■ The request ■
Could you write out every record below exactly, leaving out any pictures?

■ Information given ■
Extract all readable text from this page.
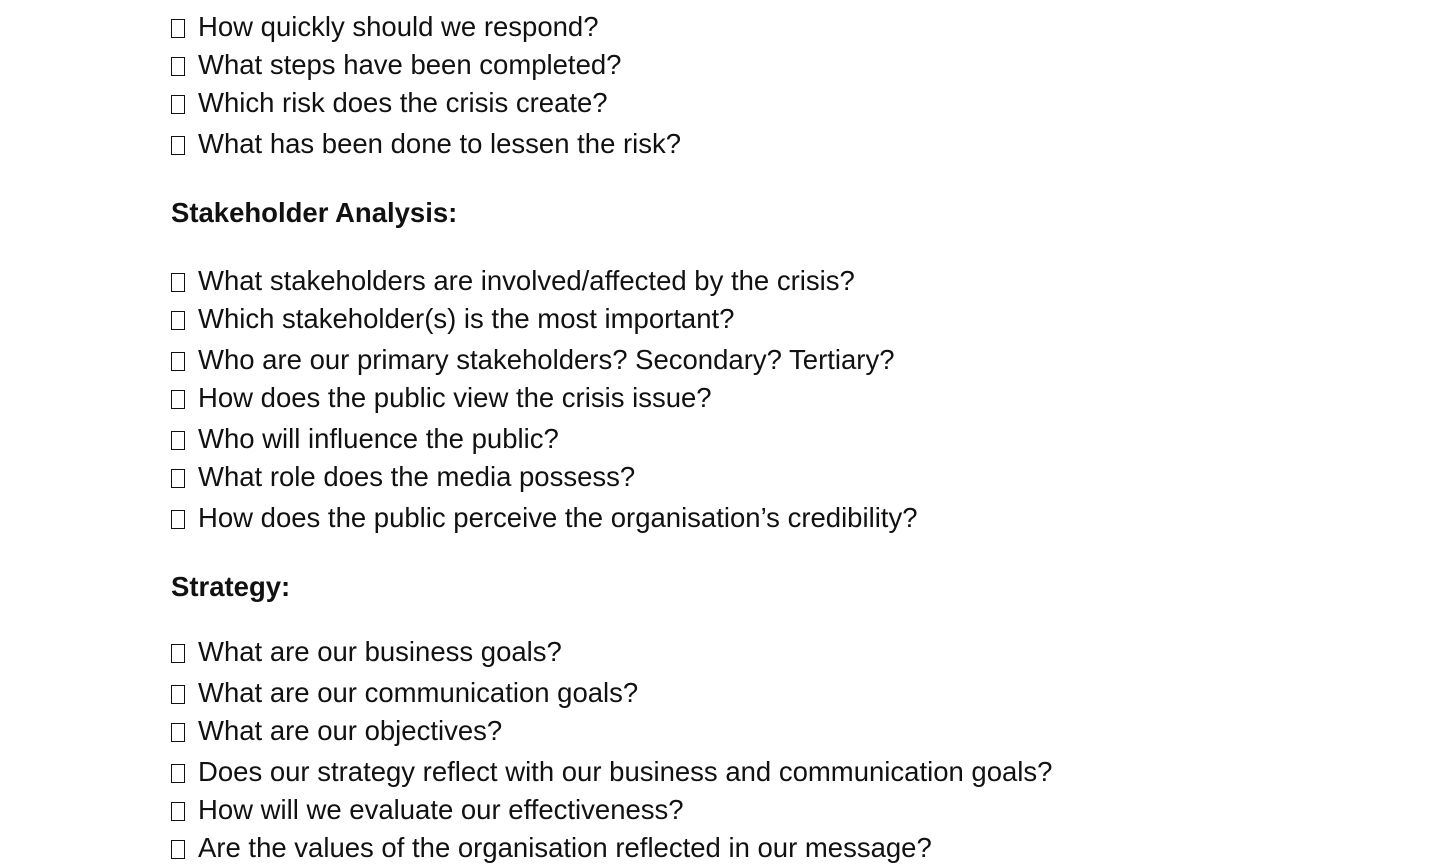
How quickly should we respond?
What steps have been completed?
Which risk does the crisis create?
What has been done to lessen the risk?
Stakeholder Analysis:
What stakeholders are involved/affected by the crisis?
Which stakeholder(s) is the most important?
Who are our primary stakeholders? Secondary? Tertiary?
How does the public view the crisis issue?
Who will influence the public?
What role does the media possess?
How does the public perceive the organisation’s credibility?
Strategy:
What are our business goals?
What are our communication goals?
What are our objectives?
Does our strategy reflect with our business and communication goals?
How will we evaluate our effectiveness?
Are the values of the organisation reflected in our message?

■ Task solution ■
Extract all readable text from this page.
How quickly should we respond?
What steps have been completed?
Which risk does the crisis create?
What has been done to lessen the risk?
Stakeholder Analysis:
What stakeholders are involved/affected by the crisis?
Which stakeholder(s) is the most important?
Who are our primary stakeholders? Secondary? Tertiary?
How does the public view the crisis issue?
Who will influence the public?
What role does the media possess?
How does the public perceive the organisation’s credibility?
Strategy:
What are our business goals?
What are our communication goals?
What are our objectives?
Does our strategy reflect with our business and communication goals?
How will we evaluate our effectiveness?
Are the values of the organisation reflected in our message?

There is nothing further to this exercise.